Quote the records beneath, complete and exact. Leave out images.
+--
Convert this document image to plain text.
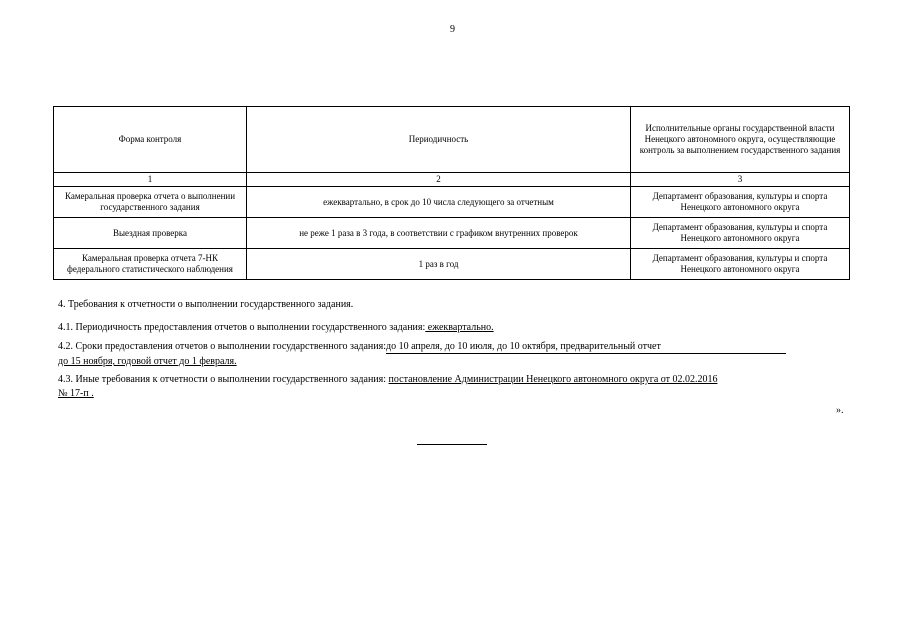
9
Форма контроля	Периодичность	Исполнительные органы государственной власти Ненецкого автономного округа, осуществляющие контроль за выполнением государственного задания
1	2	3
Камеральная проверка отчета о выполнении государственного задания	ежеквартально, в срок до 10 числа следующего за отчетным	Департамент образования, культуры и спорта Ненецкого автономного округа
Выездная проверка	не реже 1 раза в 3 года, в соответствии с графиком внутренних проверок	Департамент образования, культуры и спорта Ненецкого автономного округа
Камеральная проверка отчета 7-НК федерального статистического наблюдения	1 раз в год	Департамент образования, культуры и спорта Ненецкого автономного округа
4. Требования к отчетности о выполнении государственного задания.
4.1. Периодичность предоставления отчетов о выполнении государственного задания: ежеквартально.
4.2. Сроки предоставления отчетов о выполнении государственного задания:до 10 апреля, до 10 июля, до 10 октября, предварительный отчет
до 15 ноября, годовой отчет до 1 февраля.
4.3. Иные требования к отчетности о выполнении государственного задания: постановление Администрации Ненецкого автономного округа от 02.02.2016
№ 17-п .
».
+--
* [The response]
Convert this document image to plain text.
9
Форма контроля	Периодичность	Исполнительные органы государственной власти Ненецкого автономного округа, осуществляющие контроль за выполнением государственного задания
1	2	3
Камеральная проверка отчета о выполнении государственного задания	ежеквартально, в срок до 10 числа следующего за отчетным	Департамент образования, культуры и спорта Ненецкого автономного округа
Выездная проверка	не реже 1 раза в 3 года, в соответствии с графиком внутренних проверок	Департамент образования, культуры и спорта Ненецкого автономного округа
Камеральная проверка отчета 7-НК федерального статистического наблюдения	1 раз в год	Департамент образования, культуры и спорта Ненецкого автономного округа
4. Требования к отчетности о выполнении государственного задания.
4.1. Периодичность предоставления отчетов о выполнении государственного задания: ежеквартально.
4.2. Сроки предоставления отчетов о выполнении государственного задания:до 10 апреля, до 10 июля, до 10 октября, предварительный отчет
до 15 ноября, годовой отчет до 1 февраля.
4.3. Иные требования к отчетности о выполнении государственного задания: постановление Администрации Ненецкого автономного округа от 02.02.2016
№ 17-п .
».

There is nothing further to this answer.